Your task is to repeat all of the data exactly while excluding the pictures.

====== Task material

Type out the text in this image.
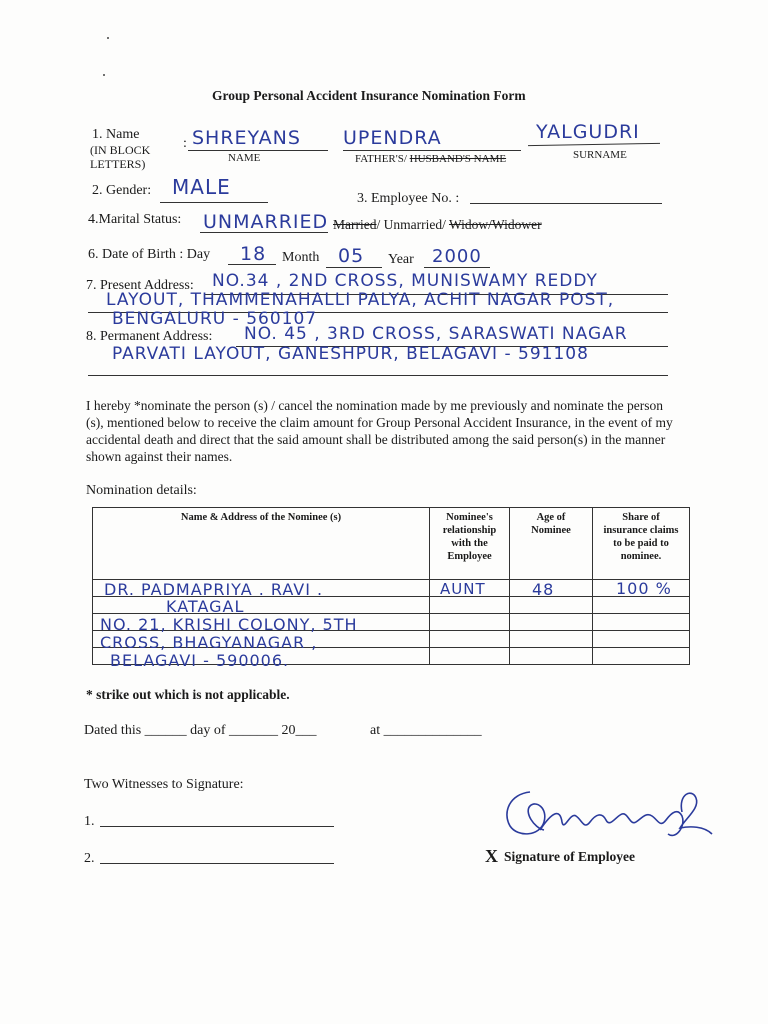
Group Personal Accident Insurance Nomination Form
1. Name
(IN BLOCK
LETTERS)
: SHREYANS UPENDRA	YALGUDRI
NAME	FATHER'S/ HUSBAND'S NAME	SURNAME
2. Gender: MALE	3. Employee No. :
4.Marital Status: UNMARRIED Married/ Unmarried/ Widow/Widower
6. Date of Birth : Day 18 Month 05 Year 2000
7. Present Address: NO.34 , 2ND CROSS, MUNISWAMY REDDY
LAYOUT, THAMMENAHALLI PALYA, ACHIT NAGAR POST,
BENGALURU - 560107
8. Permanent Address: NO. 45 , 3RD CROSS, SARASWATI NAGAR
PARVATI LAYOUT, GANESHPUR, BELAGAVI - 591108
I hereby *nominate the person (s) / cancel the nomination made by me previously and nominate the person (s), mentioned below to receive the claim amount for Group Personal Accident Insurance, in the event of my accidental death and direct that the said amount shall be distributed among the said person(s) in the manner shown against their names.
Nomination details:
Name & Address of the Nominee (s)	Nominee's relationship with the Employee	Age of Nominee	Share of insurance claims to be paid to nominee.

DR. PADMAPRIYA . RAVI .
KATAGAL
NO. 21, KRISHI COLONY, 5TH
CROSS, BHAGYANAGAR ,
BELAGAVI - 590006.
AUNT	48	100 %
* strike out which is not applicable.
Dated this ______ day of _______ 20___	at ______________
Two Witnesses to Signature:
1.
2.	X Signature of Employee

============

Solution to this task:
Type out the text in this image.
Group Personal Accident Insurance Nomination Form
1. Name
(IN BLOCK
LETTERS)
: SHREYANS UPENDRA	YALGUDRI
NAME	FATHER'S/ HUSBAND'S NAME	SURNAME
2. Gender: MALE	3. Employee No. :
4.Marital Status: UNMARRIED Married/ Unmarried/ Widow/Widower
6. Date of Birth : Day 18 Month 05 Year 2000
7. Present Address: NO.34 , 2ND CROSS, MUNISWAMY REDDY
LAYOUT, THAMMENAHALLI PALYA, ACHIT NAGAR POST,
BENGALURU - 560107
8. Permanent Address: NO. 45 , 3RD CROSS, SARASWATI NAGAR
PARVATI LAYOUT, GANESHPUR, BELAGAVI - 591108
I hereby *nominate the person (s) / cancel the nomination made by me previously and nominate the person (s), mentioned below to receive the claim amount for Group Personal Accident Insurance, in the event of my accidental death and direct that the said amount shall be distributed among the said person(s) in the manner shown against their names.
Nomination details:
Name & Address of the Nominee (s)	Nominee's relationship with the Employee	Age of Nominee	Share of insurance claims to be paid to nominee.

DR. PADMAPRIYA . RAVI .
KATAGAL
NO. 21, KRISHI COLONY, 5TH
CROSS, BHAGYANAGAR ,
BELAGAVI - 590006.
AUNT	48	100 %
* strike out which is not applicable.
Dated this ______ day of _______ 20___	at ______________
Two Witnesses to Signature:
1.
2.	X Signature of Employee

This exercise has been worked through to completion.